>> START STORED ROWS

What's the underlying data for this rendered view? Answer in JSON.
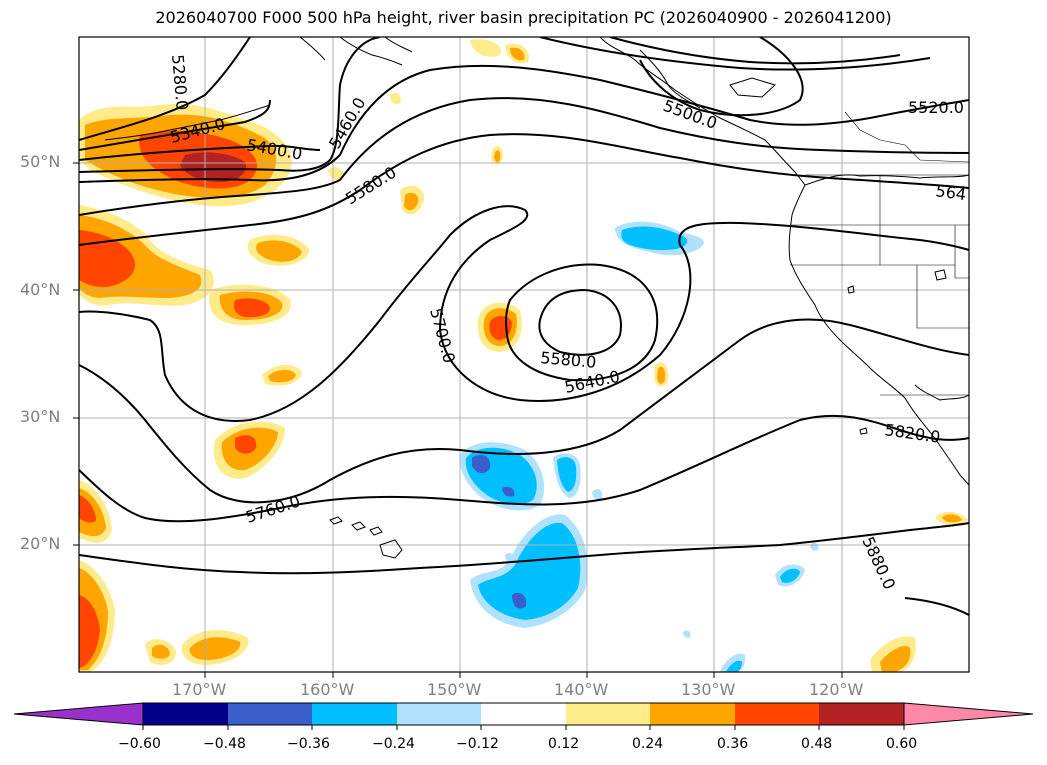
{
  "title": "2026040700 F000 500 hPa height, river basin precipitation PC (2026040900 - 2026041200)",
  "latitude_labels": [
    "50°N",
    "40°N",
    "30°N",
    "20°N"
  ],
  "longitude_labels": [
    "170°W",
    "160°W",
    "150°W",
    "140°W",
    "130°W",
    "120°W"
  ],
  "contour_labels": [
    "5280.0",
    "5340.0",
    "5400.0",
    "5460.0",
    "5580.0",
    "5500.0",
    "5520.0",
    "564",
    "5700.0",
    "5580.0",
    "5640.0",
    "5760.0",
    "5820.0",
    "5880.0"
  ],
  "colorbar": {
    "ticks": [
      "−0.60",
      "−0.48",
      "−0.36",
      "−0.24",
      "−0.12",
      "0.12",
      "0.24",
      "0.36",
      "0.48",
      "0.60"
    ],
    "colors": [
      "#9932cc",
      "#00008b",
      "#3a5fcd",
      "#00bfff",
      "#b0e2ff",
      "#ffffff",
      "#ffeb8a",
      "#ffa500",
      "#ff4500",
      "#b22222",
      "#ff88a8"
    ]
  },
  "legend_colors": {
    "pos_012": "#ffeb8a",
    "pos_024": "#ffa500",
    "pos_036": "#ff4500",
    "pos_048": "#b22222",
    "neg_012": "#b0e2ff",
    "neg_024": "#00bfff",
    "neg_036": "#3a5fcd"
  }
}
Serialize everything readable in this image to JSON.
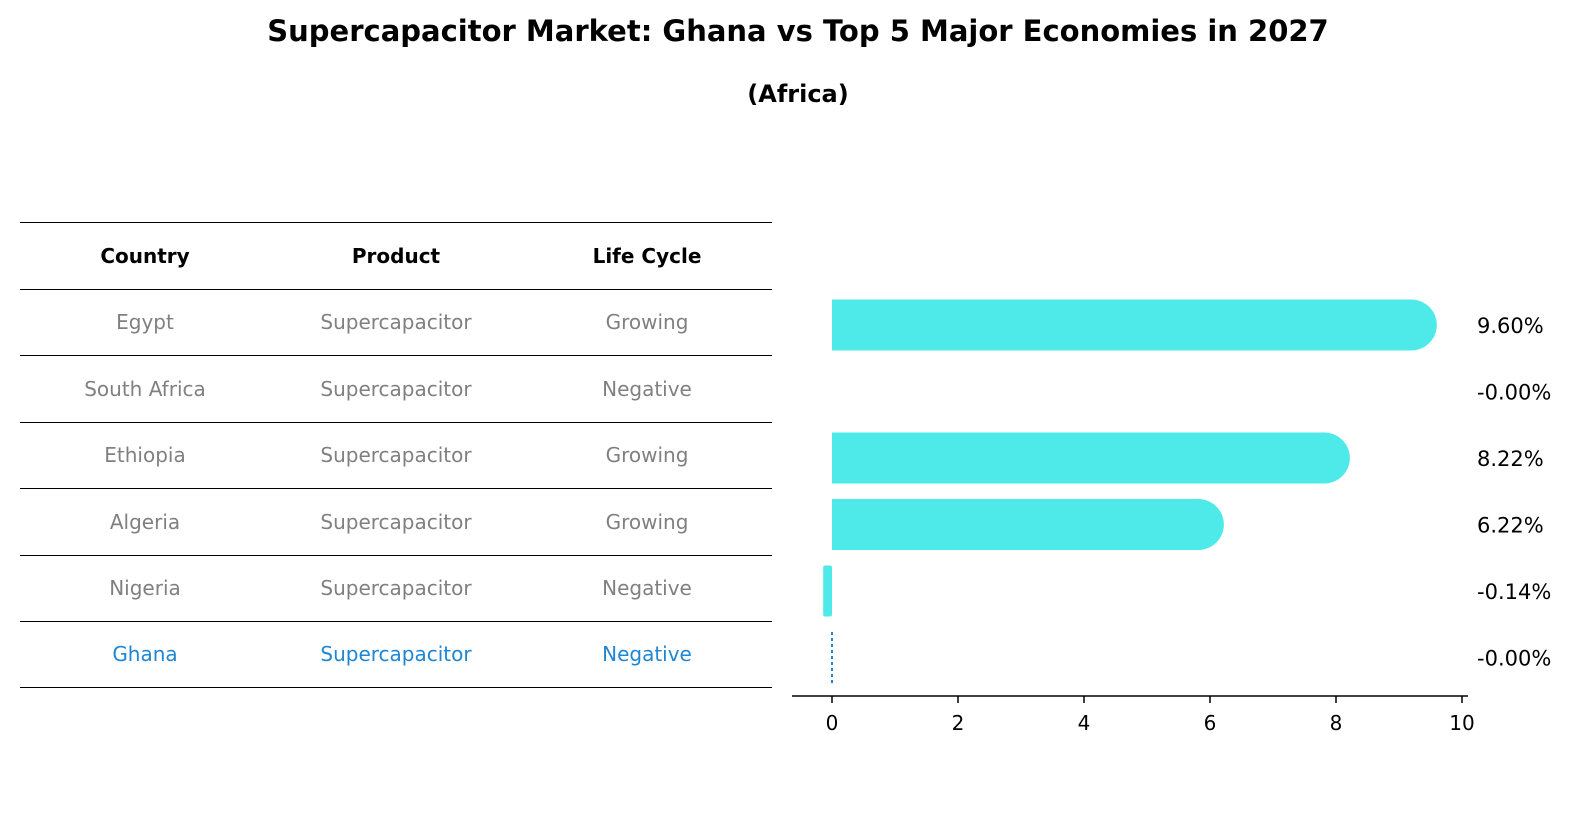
{
  "title": "Supercapacitor Market: Ghana vs Top 5 Major Economies in 2027",
  "subtitle": "(Africa)",
  "table": {
    "headers": [
      "Country",
      "Product",
      "Life Cycle"
    ],
    "rows": [
      [
        "Egypt",
        "Supercapacitor",
        "Growing"
      ],
      [
        "South Africa",
        "Supercapacitor",
        "Negative"
      ],
      [
        "Ethiopia",
        "Supercapacitor",
        "Growing"
      ],
      [
        "Algeria",
        "Supercapacitor",
        "Growing"
      ],
      [
        "Nigeria",
        "Supercapacitor",
        "Negative"
      ],
      [
        "Ghana",
        "Supercapacitor",
        "Negative"
      ]
    ],
    "highlight_row": 5
  },
  "colors": {
    "bar": "#4deae9",
    "highlight": "#1f86d2",
    "muted": "#808080"
  },
  "chart_data": {
    "type": "bar",
    "orientation": "horizontal",
    "title": "Supercapacitor Market: Ghana vs Top 5 Major Economies in 2027",
    "subtitle": "(Africa)",
    "categories": [
      "Egypt",
      "South Africa",
      "Ethiopia",
      "Algeria",
      "Nigeria",
      "Ghana"
    ],
    "values": [
      9.6,
      -0.0,
      8.22,
      6.22,
      -0.14,
      -0.0
    ],
    "value_labels": [
      "9.60%",
      "-0.00%",
      "8.22%",
      "6.22%",
      "-0.14%",
      "-0.00%"
    ],
    "xlim": [
      -0.6,
      10.1
    ],
    "xticks": [
      0,
      2,
      4,
      6,
      8,
      10
    ],
    "xlabel": "",
    "ylabel": "",
    "grid": false,
    "highlight_category": "Ghana",
    "highlight_style": "dotted-line"
  }
}
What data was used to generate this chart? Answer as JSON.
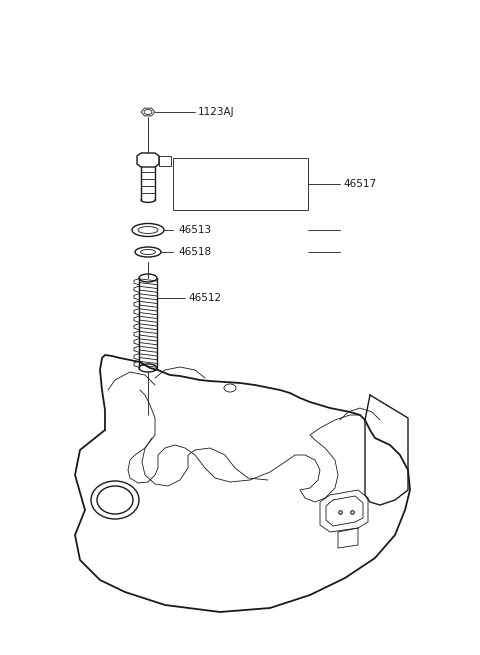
{
  "bg_color": "#ffffff",
  "line_color": "#1a1a1a",
  "label_color": "#1a1a1a",
  "label_fontsize": 7.5,
  "lw_main": 1.0,
  "lw_thin": 0.6,
  "lw_thick": 1.3
}
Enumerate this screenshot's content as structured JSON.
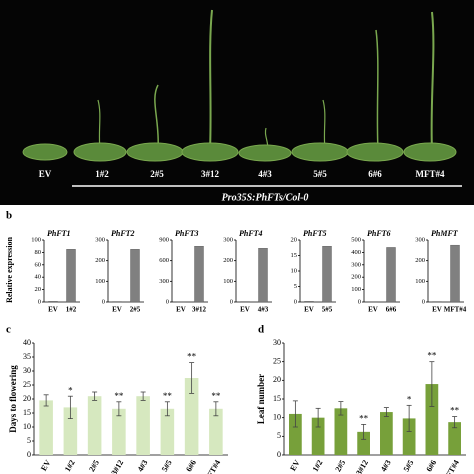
{
  "panel_labels": [
    "b",
    "c",
    "d"
  ],
  "photo": {
    "labels": [
      "EV",
      "1#2",
      "2#5",
      "3#12",
      "4#3",
      "5#5",
      "6#6",
      "MFT#4"
    ],
    "caption": "Pro35S:PhFTs/Col-0"
  },
  "chart_data": [
    {
      "type": "bar",
      "title": "PhFT1",
      "ylabel": "Relative expression",
      "categories": [
        "EV",
        "1#2"
      ],
      "values": [
        1,
        85
      ],
      "color": "#808080",
      "ylim": [
        0,
        100
      ],
      "yticks": [
        0,
        20,
        40,
        60,
        80,
        100
      ]
    },
    {
      "type": "bar",
      "title": "PhFT2",
      "categories": [
        "EV",
        "2#5"
      ],
      "values": [
        2,
        255
      ],
      "color": "#808080",
      "ylim": [
        0,
        300
      ],
      "yticks": [
        0,
        100,
        200,
        300
      ]
    },
    {
      "type": "bar",
      "title": "PhFT3",
      "categories": [
        "EV",
        "3#12"
      ],
      "values": [
        5,
        810
      ],
      "color": "#808080",
      "ylim": [
        0,
        900
      ],
      "yticks": [
        0,
        300,
        600,
        900
      ]
    },
    {
      "type": "bar",
      "title": "PhFT4",
      "categories": [
        "EV",
        "4#3"
      ],
      "values": [
        2,
        260
      ],
      "color": "#808080",
      "ylim": [
        0,
        300
      ],
      "yticks": [
        0,
        100,
        200,
        300
      ]
    },
    {
      "type": "bar",
      "title": "PhFT5",
      "categories": [
        "EV",
        "5#5"
      ],
      "values": [
        0.2,
        18
      ],
      "color": "#808080",
      "ylim": [
        0,
        20
      ],
      "yticks": [
        0,
        5,
        10,
        15,
        20
      ]
    },
    {
      "type": "bar",
      "title": "PhFT6",
      "categories": [
        "EV",
        "6#6"
      ],
      "values": [
        3,
        440
      ],
      "color": "#808080",
      "ylim": [
        0,
        500
      ],
      "yticks": [
        0,
        100,
        200,
        300,
        400,
        500
      ]
    },
    {
      "type": "bar",
      "title": "PhMFT",
      "categories": [
        "EV",
        "MFT#4"
      ],
      "values": [
        2,
        275
      ],
      "color": "#808080",
      "ylim": [
        0,
        300
      ],
      "yticks": [
        0,
        100,
        200,
        300
      ]
    },
    {
      "type": "bar",
      "ylabel": "Days to flowering",
      "categories": [
        "EV",
        "1#2",
        "2#5",
        "3#12",
        "4#3",
        "5#5",
        "6#6",
        "MFT#4"
      ],
      "values": [
        19.5,
        17,
        21,
        16.5,
        21,
        16.5,
        27.5,
        16.5
      ],
      "errors": [
        2,
        4,
        1.5,
        2.5,
        1.5,
        2.5,
        5.5,
        2.5
      ],
      "annotations": [
        null,
        "*",
        null,
        "**",
        null,
        "**",
        "**",
        "**"
      ],
      "color": "#d6e8bf",
      "ylim": [
        0,
        40
      ],
      "yticks": [
        0,
        5,
        10,
        15,
        20,
        25,
        30,
        35,
        40
      ]
    },
    {
      "type": "bar",
      "ylabel": "Leaf number",
      "categories": [
        "EV",
        "1#2",
        "2#5",
        "3#12",
        "4#3",
        "5#5",
        "6#6",
        "MFT#4"
      ],
      "values": [
        11,
        10,
        12.5,
        6.2,
        11.5,
        9.8,
        19,
        8.8
      ],
      "errors": [
        3.5,
        2.5,
        1.8,
        2,
        1.2,
        3.5,
        6,
        1.5
      ],
      "annotations": [
        null,
        null,
        null,
        "**",
        null,
        "*",
        "**",
        "**"
      ],
      "color": "#77a03a",
      "ylim": [
        0,
        30
      ],
      "yticks": [
        0,
        5,
        10,
        15,
        20,
        25,
        30
      ]
    }
  ]
}
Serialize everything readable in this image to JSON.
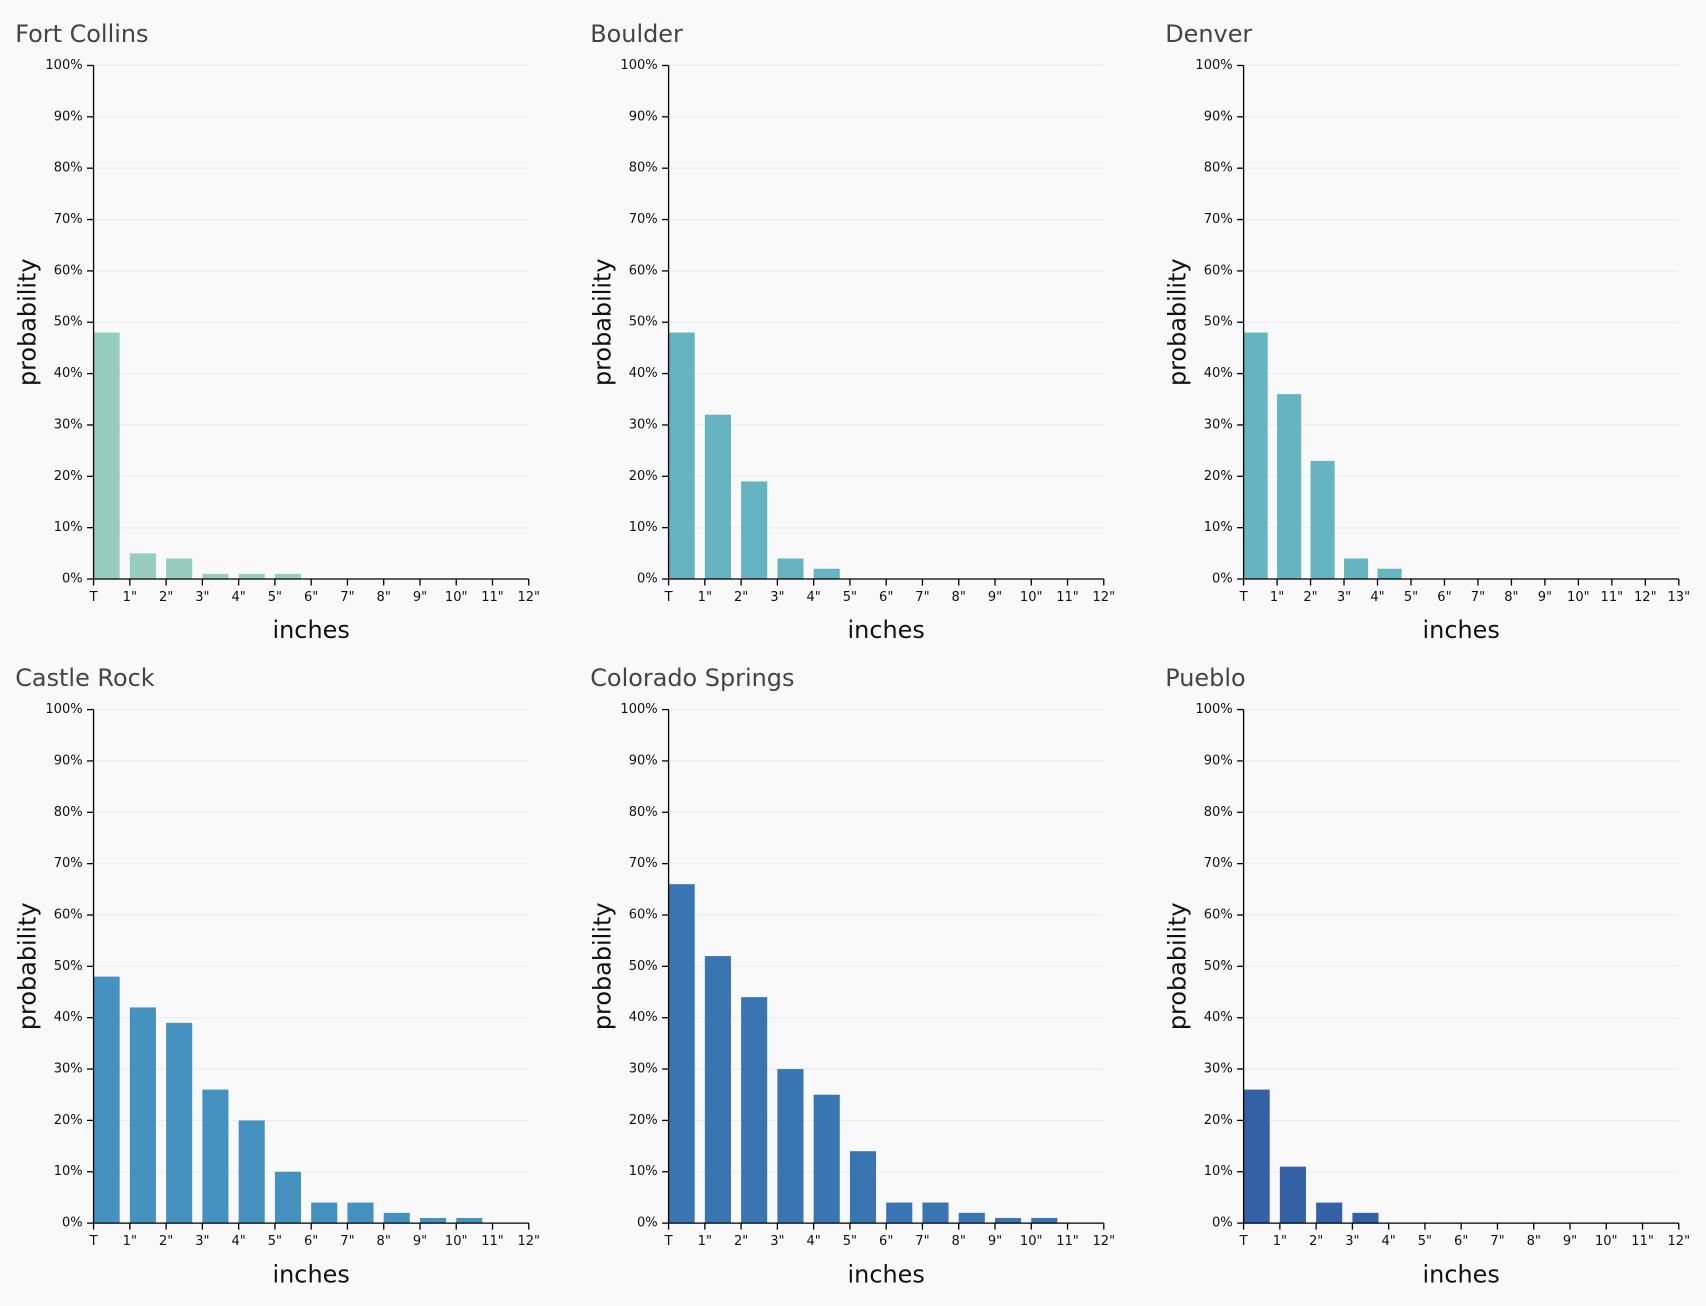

>> END STORED ROWS

> [INSTRUCTION]: Show the lines that mention the word "What".

> [RESULT]:
What's the underlying data for this rendered view? Answer in JSON.
What data was used to generate this chart? Answer as JSON.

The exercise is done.